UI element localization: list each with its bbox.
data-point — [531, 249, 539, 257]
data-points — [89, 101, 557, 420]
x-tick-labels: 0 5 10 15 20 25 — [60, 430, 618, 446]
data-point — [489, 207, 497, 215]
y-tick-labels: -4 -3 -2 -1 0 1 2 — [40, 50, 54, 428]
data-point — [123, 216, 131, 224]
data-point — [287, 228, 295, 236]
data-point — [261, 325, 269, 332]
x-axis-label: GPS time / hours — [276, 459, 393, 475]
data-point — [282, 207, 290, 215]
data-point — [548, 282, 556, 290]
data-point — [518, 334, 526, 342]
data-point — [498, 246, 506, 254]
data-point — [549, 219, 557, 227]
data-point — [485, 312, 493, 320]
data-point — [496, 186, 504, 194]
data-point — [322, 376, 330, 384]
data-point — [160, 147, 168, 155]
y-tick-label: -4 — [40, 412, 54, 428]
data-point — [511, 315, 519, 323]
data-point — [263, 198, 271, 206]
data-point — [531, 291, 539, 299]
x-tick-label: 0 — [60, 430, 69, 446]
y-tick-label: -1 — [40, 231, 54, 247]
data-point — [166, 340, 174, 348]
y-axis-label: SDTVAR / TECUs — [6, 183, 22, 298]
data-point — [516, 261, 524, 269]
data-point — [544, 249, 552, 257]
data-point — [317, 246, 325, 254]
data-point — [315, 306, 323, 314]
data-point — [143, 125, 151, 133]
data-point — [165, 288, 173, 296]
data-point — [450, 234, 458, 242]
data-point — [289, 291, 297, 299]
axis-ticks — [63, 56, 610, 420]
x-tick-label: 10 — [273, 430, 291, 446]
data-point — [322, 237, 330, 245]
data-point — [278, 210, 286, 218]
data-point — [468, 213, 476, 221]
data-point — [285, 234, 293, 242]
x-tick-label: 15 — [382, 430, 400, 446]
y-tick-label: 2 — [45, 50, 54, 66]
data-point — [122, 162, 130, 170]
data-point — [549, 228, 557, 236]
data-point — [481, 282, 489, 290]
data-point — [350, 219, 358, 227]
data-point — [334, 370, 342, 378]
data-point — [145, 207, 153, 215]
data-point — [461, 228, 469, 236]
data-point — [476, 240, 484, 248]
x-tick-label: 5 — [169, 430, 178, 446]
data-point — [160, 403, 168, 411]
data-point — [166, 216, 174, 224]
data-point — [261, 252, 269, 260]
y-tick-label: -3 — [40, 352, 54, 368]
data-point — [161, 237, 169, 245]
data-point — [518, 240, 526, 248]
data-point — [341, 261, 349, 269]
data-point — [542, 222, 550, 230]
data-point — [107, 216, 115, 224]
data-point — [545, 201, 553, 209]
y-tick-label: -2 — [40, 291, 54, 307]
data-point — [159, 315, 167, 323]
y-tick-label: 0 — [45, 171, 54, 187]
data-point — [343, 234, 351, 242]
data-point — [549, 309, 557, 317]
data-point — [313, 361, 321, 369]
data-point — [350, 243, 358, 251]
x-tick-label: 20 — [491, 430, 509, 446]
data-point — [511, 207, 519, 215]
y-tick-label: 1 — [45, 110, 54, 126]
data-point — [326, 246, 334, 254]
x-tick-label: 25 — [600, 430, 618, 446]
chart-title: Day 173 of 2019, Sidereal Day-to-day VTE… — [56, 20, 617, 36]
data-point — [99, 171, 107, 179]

== What is needed ==
Rewrite every row above, substituting "hrs" for "hours" and leaving everything else unchanged.

== Answer below ==
UI element localization: list each with its bbox.
data-point — [531, 249, 539, 257]
data-points — [89, 101, 557, 420]
x-tick-labels: 0 5 10 15 20 25 — [60, 430, 618, 446]
data-point — [489, 207, 497, 215]
y-tick-labels: -4 -3 -2 -1 0 1 2 — [40, 50, 54, 428]
data-point — [123, 216, 131, 224]
data-point — [287, 228, 295, 236]
data-point — [261, 325, 269, 332]
x-axis-label: GPS time / hrs — [276, 459, 393, 475]
data-point — [282, 207, 290, 215]
data-point — [548, 282, 556, 290]
data-point — [518, 334, 526, 342]
data-point — [498, 246, 506, 254]
data-point — [549, 219, 557, 227]
data-point — [485, 312, 493, 320]
data-point — [496, 186, 504, 194]
data-point — [322, 376, 330, 384]
data-point — [160, 147, 168, 155]
y-tick-label: -4 — [40, 412, 54, 428]
data-point — [511, 315, 519, 323]
data-point — [263, 198, 271, 206]
data-point — [531, 291, 539, 299]
x-tick-label: 0 — [60, 430, 69, 446]
y-tick-label: -1 — [40, 231, 54, 247]
data-point — [166, 340, 174, 348]
y-axis-label: SDTVAR / TECUs — [6, 183, 22, 298]
data-point — [516, 261, 524, 269]
data-point — [544, 249, 552, 257]
data-point — [317, 246, 325, 254]
data-point — [315, 306, 323, 314]
data-point — [143, 125, 151, 133]
data-point — [165, 288, 173, 296]
data-point — [450, 234, 458, 242]
data-point — [289, 291, 297, 299]
axis-ticks — [63, 56, 610, 420]
x-tick-label: 10 — [273, 430, 291, 446]
data-point — [322, 237, 330, 245]
data-point — [278, 210, 286, 218]
data-point — [468, 213, 476, 221]
data-point — [285, 234, 293, 242]
x-tick-label: 15 — [382, 430, 400, 446]
y-tick-label: 2 — [45, 50, 54, 66]
data-point — [122, 162, 130, 170]
data-point — [549, 228, 557, 236]
data-point — [481, 282, 489, 290]
data-point — [350, 219, 358, 227]
data-point — [334, 370, 342, 378]
data-point — [145, 207, 153, 215]
data-point — [461, 228, 469, 236]
data-point — [476, 240, 484, 248]
x-tick-label: 5 — [169, 430, 178, 446]
data-point — [160, 403, 168, 411]
data-point — [166, 216, 174, 224]
data-point — [261, 252, 269, 260]
y-tick-label: -3 — [40, 352, 54, 368]
data-point — [161, 237, 169, 245]
data-point — [518, 240, 526, 248]
data-point — [341, 261, 349, 269]
data-point — [542, 222, 550, 230]
data-point — [107, 216, 115, 224]
data-point — [545, 201, 553, 209]
y-tick-label: -2 — [40, 291, 54, 307]
data-point — [159, 315, 167, 323]
y-tick-label: 0 — [45, 171, 54, 187]
data-point — [343, 234, 351, 242]
data-point — [549, 309, 557, 317]
data-point — [313, 361, 321, 369]
data-point — [350, 243, 358, 251]
x-tick-label: 20 — [491, 430, 509, 446]
data-point — [511, 207, 519, 215]
y-tick-label: 1 — [45, 110, 54, 126]
data-point — [326, 246, 334, 254]
x-tick-label: 25 — [600, 430, 618, 446]
chart-title: Day 173 of 2019, Sidereal Day-to-day VTE… — [56, 20, 617, 36]
data-point — [99, 171, 107, 179]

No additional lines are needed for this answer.